Give every entry again, word for word.
## start Data to use
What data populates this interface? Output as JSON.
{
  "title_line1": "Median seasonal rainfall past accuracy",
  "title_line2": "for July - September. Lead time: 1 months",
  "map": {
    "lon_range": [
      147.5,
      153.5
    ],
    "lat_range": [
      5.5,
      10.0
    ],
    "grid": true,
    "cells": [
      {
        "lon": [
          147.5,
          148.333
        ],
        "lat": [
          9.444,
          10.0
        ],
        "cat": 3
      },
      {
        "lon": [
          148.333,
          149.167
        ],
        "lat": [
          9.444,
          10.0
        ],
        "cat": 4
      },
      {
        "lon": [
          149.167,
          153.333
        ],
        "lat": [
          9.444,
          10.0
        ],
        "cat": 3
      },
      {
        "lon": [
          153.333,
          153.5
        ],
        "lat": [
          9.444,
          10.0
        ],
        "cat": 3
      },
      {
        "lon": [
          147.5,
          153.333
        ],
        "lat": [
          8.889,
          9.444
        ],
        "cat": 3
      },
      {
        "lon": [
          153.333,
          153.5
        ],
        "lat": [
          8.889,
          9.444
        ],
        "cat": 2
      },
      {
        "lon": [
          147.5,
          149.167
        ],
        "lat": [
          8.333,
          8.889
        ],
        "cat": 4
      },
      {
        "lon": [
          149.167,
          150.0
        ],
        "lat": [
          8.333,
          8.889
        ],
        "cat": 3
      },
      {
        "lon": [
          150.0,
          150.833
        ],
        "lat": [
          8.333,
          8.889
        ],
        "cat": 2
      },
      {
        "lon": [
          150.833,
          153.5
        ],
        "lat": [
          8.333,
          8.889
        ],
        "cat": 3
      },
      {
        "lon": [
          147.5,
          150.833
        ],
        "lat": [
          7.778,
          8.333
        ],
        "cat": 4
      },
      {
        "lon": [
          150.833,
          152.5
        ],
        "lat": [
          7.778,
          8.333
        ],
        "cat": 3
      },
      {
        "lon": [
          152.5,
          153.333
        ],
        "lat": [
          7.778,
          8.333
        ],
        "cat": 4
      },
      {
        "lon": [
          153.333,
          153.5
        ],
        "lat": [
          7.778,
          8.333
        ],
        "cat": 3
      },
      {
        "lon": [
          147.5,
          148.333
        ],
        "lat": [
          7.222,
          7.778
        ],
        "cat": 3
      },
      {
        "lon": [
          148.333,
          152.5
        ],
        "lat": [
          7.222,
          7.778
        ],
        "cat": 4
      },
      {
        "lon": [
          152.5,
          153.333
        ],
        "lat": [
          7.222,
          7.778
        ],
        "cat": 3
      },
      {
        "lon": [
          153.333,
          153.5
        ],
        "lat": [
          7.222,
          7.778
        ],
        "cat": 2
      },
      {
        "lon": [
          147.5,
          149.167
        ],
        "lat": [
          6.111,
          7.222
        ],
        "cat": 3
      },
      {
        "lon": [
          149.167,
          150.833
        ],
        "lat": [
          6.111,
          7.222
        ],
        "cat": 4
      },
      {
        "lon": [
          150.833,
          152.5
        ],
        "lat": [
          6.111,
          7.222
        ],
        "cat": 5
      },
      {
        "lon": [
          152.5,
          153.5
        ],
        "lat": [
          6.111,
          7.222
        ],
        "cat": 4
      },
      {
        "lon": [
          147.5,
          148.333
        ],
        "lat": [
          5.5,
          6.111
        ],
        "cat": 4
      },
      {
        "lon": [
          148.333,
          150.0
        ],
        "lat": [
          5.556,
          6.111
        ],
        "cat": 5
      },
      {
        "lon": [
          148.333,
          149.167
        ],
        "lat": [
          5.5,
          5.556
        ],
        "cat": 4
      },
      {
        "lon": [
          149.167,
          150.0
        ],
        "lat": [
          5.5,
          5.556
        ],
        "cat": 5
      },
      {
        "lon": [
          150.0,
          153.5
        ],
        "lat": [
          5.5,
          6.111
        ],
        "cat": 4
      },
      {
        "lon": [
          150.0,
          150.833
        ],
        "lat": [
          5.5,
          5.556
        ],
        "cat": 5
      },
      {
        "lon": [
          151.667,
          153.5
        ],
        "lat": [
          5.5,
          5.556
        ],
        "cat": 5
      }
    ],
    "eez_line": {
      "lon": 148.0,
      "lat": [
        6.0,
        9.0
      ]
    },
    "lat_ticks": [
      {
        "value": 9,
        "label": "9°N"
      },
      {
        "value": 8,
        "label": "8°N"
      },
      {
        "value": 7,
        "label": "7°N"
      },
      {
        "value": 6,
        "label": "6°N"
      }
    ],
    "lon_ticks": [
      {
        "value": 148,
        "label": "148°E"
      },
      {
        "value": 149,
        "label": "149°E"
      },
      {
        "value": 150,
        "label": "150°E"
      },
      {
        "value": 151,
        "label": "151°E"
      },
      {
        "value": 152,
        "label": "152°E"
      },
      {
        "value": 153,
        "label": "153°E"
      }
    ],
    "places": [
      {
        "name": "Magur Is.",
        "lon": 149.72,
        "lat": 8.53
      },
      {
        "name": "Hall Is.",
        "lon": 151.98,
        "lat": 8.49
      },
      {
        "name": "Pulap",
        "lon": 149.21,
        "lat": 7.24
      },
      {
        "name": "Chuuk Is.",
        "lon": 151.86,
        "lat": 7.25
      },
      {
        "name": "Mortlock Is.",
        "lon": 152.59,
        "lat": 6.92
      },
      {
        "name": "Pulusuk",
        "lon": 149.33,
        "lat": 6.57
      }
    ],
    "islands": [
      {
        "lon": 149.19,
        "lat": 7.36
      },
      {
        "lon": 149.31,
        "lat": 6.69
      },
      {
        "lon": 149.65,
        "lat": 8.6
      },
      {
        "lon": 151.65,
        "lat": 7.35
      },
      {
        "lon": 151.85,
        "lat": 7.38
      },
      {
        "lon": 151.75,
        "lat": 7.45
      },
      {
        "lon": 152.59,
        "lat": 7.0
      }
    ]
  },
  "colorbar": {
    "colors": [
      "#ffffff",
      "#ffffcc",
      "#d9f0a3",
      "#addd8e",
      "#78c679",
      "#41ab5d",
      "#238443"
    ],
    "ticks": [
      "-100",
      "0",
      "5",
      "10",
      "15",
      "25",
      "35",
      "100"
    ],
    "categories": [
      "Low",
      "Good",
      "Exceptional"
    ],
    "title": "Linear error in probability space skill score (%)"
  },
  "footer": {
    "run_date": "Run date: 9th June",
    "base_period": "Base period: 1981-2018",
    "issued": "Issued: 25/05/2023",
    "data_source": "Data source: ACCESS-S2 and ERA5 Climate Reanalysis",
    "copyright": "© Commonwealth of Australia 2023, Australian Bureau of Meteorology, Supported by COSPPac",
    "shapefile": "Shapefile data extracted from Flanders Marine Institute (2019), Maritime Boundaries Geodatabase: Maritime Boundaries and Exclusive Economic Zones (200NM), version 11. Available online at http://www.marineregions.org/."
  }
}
## end Data to use
§ Answer below:
What data populates this interface? Output as JSON.
{
  "title_line1": "Median seasonal rainfall past accuracy",
  "title_line2": "for July - September. Lead time: 1 months",
  "map": {
    "lon_range": [
      147.5,
      153.5
    ],
    "lat_range": [
      5.5,
      10.0
    ],
    "grid": true,
    "cells": [
      {
        "lon": [
          147.5,
          148.333
        ],
        "lat": [
          9.444,
          10.0
        ],
        "cat": 3
      },
      {
        "lon": [
          148.333,
          149.167
        ],
        "lat": [
          9.444,
          10.0
        ],
        "cat": 4
      },
      {
        "lon": [
          149.167,
          153.333
        ],
        "lat": [
          9.444,
          10.0
        ],
        "cat": 3
      },
      {
        "lon": [
          153.333,
          153.5
        ],
        "lat": [
          9.444,
          10.0
        ],
        "cat": 3
      },
      {
        "lon": [
          147.5,
          153.333
        ],
        "lat": [
          8.889,
          9.444
        ],
        "cat": 3
      },
      {
        "lon": [
          153.333,
          153.5
        ],
        "lat": [
          8.889,
          9.444
        ],
        "cat": 2
      },
      {
        "lon": [
          147.5,
          149.167
        ],
        "lat": [
          8.333,
          8.889
        ],
        "cat": 4
      },
      {
        "lon": [
          149.167,
          150.0
        ],
        "lat": [
          8.333,
          8.889
        ],
        "cat": 3
      },
      {
        "lon": [
          150.0,
          150.833
        ],
        "lat": [
          8.333,
          8.889
        ],
        "cat": 2
      },
      {
        "lon": [
          150.833,
          153.5
        ],
        "lat": [
          8.333,
          8.889
        ],
        "cat": 3
      },
      {
        "lon": [
          147.5,
          150.833
        ],
        "lat": [
          7.778,
          8.333
        ],
        "cat": 4
      },
      {
        "lon": [
          150.833,
          152.5
        ],
        "lat": [
          7.778,
          8.333
        ],
        "cat": 3
      },
      {
        "lon": [
          152.5,
          153.333
        ],
        "lat": [
          7.778,
          8.333
        ],
        "cat": 4
      },
      {
        "lon": [
          153.333,
          153.5
        ],
        "lat": [
          7.778,
          8.333
        ],
        "cat": 3
      },
      {
        "lon": [
          147.5,
          148.333
        ],
        "lat": [
          7.222,
          7.778
        ],
        "cat": 3
      },
      {
        "lon": [
          148.333,
          152.5
        ],
        "lat": [
          7.222,
          7.778
        ],
        "cat": 4
      },
      {
        "lon": [
          152.5,
          153.333
        ],
        "lat": [
          7.222,
          7.778
        ],
        "cat": 3
      },
      {
        "lon": [
          153.333,
          153.5
        ],
        "lat": [
          7.222,
          7.778
        ],
        "cat": 2
      },
      {
        "lon": [
          147.5,
          149.167
        ],
        "lat": [
          6.111,
          7.222
        ],
        "cat": 3
      },
      {
        "lon": [
          149.167,
          150.833
        ],
        "lat": [
          6.111,
          7.222
        ],
        "cat": 4
      },
      {
        "lon": [
          150.833,
          152.5
        ],
        "lat": [
          6.111,
          7.222
        ],
        "cat": 5
      },
      {
        "lon": [
          152.5,
          153.5
        ],
        "lat": [
          6.111,
          7.222
        ],
        "cat": 4
      },
      {
        "lon": [
          147.5,
          148.333
        ],
        "lat": [
          5.5,
          6.111
        ],
        "cat": 4
      },
      {
        "lon": [
          148.333,
          150.0
        ],
        "lat": [
          5.556,
          6.111
        ],
        "cat": 5
      },
      {
        "lon": [
          148.333,
          149.167
        ],
        "lat": [
          5.5,
          5.556
        ],
        "cat": 4
      },
      {
        "lon": [
          149.167,
          150.0
        ],
        "lat": [
          5.5,
          5.556
        ],
        "cat": 5
      },
      {
        "lon": [
          150.0,
          153.5
        ],
        "lat": [
          5.5,
          6.111
        ],
        "cat": 4
      },
      {
        "lon": [
          150.0,
          150.833
        ],
        "lat": [
          5.5,
          5.556
        ],
        "cat": 5
      },
      {
        "lon": [
          151.667,
          153.5
        ],
        "lat": [
          5.5,
          5.556
        ],
        "cat": 5
      }
    ],
    "eez_line": {
      "lon": 148.0,
      "lat": [
        6.0,
        9.0
      ]
    },
    "lat_ticks": [
      {
        "value": 9,
        "label": "9°N"
      },
      {
        "value": 8,
        "label": "8°N"
      },
      {
        "value": 7,
        "label": "7°N"
      },
      {
        "value": 6,
        "label": "6°N"
      }
    ],
    "lon_ticks": [
      {
        "value": 148,
        "label": "148°E"
      },
      {
        "value": 149,
        "label": "149°E"
      },
      {
        "value": 150,
        "label": "150°E"
      },
      {
        "value": 151,
        "label": "151°E"
      },
      {
        "value": 152,
        "label": "152°E"
      },
      {
        "value": 153,
        "label": "153°E"
      }
    ],
    "places": [
      {
        "name": "Magur Is.",
        "lon": 149.72,
        "lat": 8.53
      },
      {
        "name": "Hall Is.",
        "lon": 151.98,
        "lat": 8.49
      },
      {
        "name": "Pulap",
        "lon": 149.21,
        "lat": 7.24
      },
      {
        "name": "Chuuk Is.",
        "lon": 151.86,
        "lat": 7.25
      },
      {
        "name": "Mortlock Is.",
        "lon": 152.59,
        "lat": 6.92
      },
      {
        "name": "Pulusuk",
        "lon": 149.33,
        "lat": 6.57
      }
    ],
    "islands": [
      {
        "lon": 149.19,
        "lat": 7.36
      },
      {
        "lon": 149.31,
        "lat": 6.69
      },
      {
        "lon": 149.65,
        "lat": 8.6
      },
      {
        "lon": 151.65,
        "lat": 7.35
      },
      {
        "lon": 151.85,
        "lat": 7.38
      },
      {
        "lon": 151.75,
        "lat": 7.45
      },
      {
        "lon": 152.59,
        "lat": 7.0
      }
    ]
  },
  "colorbar": {
    "colors": [
      "#ffffff",
      "#ffffcc",
      "#d9f0a3",
      "#addd8e",
      "#78c679",
      "#41ab5d",
      "#238443"
    ],
    "ticks": [
      "-100",
      "0",
      "5",
      "10",
      "15",
      "25",
      "35",
      "100"
    ],
    "categories": [
      "Low",
      "Good",
      "Exceptional"
    ],
    "title": "Linear error in probability space skill score (%)"
  },
  "footer": {
    "run_date": "Run date: 9th June",
    "base_period": "Base period: 1981-2018",
    "issued": "Issued: 25/05/2023",
    "data_source": "Data source: ACCESS-S2 and ERA5 Climate Reanalysis",
    "copyright": "© Commonwealth of Australia 2023, Australian Bureau of Meteorology, Supported by COSPPac",
    "shapefile": "Shapefile data extracted from Flanders Marine Institute (2019), Maritime Boundaries Geodatabase: Maritime Boundaries and Exclusive Economic Zones (200NM), version 11. Available online at http://www.marineregions.org/."
  }
}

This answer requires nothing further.